STATED TASK
Show all lines holding the string "members".
:: DATA FOR PROCESSING ::
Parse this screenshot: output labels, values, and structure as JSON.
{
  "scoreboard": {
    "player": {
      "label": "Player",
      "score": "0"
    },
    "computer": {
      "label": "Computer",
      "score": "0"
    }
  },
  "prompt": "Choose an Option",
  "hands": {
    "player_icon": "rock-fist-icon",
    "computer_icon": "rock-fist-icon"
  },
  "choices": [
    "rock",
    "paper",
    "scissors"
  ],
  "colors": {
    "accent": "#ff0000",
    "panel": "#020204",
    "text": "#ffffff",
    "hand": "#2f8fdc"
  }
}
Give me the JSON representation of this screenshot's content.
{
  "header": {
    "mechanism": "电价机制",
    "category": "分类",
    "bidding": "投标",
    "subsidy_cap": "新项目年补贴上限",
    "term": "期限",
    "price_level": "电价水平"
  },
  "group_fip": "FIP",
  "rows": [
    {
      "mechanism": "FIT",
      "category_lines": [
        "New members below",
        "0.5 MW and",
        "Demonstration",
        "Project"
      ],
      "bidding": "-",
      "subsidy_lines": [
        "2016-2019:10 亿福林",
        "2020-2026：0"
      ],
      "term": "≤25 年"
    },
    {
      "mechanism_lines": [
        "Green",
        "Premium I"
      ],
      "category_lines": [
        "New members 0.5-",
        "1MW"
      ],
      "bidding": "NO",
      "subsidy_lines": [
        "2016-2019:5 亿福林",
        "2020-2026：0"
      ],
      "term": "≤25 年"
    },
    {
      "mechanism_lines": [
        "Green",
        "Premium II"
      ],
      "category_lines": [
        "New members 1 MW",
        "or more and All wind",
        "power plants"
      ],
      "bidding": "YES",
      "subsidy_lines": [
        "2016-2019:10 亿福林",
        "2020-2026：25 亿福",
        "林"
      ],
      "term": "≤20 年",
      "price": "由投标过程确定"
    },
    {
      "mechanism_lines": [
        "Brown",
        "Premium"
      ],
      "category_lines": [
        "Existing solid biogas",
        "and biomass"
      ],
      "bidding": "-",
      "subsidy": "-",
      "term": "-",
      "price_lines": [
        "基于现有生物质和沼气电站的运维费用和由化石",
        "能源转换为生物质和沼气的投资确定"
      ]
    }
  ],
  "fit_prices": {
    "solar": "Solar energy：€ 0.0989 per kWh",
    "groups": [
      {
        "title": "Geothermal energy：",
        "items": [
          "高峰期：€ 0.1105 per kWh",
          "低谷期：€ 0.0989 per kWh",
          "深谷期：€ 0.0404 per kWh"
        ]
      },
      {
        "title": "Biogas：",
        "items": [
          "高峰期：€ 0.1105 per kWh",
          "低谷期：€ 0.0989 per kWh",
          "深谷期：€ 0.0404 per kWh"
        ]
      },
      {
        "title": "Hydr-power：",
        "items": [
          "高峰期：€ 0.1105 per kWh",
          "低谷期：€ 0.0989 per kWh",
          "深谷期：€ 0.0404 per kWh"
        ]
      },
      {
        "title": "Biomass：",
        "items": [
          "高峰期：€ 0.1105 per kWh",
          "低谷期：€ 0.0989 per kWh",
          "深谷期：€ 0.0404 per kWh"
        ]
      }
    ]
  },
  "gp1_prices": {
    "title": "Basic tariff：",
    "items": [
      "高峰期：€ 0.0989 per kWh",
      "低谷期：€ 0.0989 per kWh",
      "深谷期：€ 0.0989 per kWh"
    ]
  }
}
:::
REPLY TO THE TASK
        "New members below",
        "New members 0.5-",
        "New members 1 MW",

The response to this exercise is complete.